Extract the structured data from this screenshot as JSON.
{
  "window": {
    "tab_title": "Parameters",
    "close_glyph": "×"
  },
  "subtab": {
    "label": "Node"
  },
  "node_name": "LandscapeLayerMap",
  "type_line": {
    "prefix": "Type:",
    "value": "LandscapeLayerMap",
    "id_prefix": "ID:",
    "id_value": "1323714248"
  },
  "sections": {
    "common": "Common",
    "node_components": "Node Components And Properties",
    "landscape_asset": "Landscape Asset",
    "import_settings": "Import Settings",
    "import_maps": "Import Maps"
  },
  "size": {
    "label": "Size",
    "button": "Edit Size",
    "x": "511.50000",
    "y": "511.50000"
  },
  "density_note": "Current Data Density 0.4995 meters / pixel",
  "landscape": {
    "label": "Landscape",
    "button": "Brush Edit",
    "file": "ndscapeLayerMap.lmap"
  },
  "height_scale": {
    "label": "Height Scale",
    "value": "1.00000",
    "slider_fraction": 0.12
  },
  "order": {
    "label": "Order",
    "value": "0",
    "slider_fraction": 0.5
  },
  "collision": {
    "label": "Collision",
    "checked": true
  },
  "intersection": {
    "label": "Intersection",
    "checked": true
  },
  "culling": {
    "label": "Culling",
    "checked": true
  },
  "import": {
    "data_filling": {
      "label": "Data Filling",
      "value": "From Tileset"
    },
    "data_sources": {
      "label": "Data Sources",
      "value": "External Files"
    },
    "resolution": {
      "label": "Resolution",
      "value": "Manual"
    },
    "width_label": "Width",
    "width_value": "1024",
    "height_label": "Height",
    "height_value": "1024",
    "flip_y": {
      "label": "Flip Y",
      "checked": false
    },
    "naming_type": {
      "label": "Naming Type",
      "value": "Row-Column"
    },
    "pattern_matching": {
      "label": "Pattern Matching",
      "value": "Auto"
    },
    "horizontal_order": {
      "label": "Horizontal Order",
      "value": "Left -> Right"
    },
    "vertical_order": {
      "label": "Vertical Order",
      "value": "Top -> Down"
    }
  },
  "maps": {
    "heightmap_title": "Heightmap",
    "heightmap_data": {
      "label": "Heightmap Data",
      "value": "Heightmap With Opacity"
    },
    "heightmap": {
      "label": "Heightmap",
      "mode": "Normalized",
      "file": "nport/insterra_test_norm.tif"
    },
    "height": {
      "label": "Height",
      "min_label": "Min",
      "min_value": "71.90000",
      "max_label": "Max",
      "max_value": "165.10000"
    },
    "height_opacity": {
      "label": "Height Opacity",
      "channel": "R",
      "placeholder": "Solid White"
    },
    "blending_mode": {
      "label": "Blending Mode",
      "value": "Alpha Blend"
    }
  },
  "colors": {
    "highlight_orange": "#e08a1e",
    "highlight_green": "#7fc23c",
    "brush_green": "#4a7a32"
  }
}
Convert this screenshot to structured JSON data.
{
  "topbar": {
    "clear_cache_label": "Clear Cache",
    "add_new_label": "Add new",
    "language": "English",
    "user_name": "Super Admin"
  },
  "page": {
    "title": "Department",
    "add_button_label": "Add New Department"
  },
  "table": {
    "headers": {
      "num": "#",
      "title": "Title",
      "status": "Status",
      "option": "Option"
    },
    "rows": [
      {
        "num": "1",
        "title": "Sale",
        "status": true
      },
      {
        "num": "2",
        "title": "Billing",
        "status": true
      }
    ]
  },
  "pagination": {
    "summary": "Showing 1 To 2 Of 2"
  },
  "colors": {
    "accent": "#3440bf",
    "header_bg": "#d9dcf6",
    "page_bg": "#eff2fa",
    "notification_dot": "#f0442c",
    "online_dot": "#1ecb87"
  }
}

• YOUR OBJECTIVE:
Check each line of the records for the word "this" and extract those that contain it.

• FULL SOLUTION:
Extract the structured data from this screenshot as JSON.
Convert this screenshot to structured JSON data.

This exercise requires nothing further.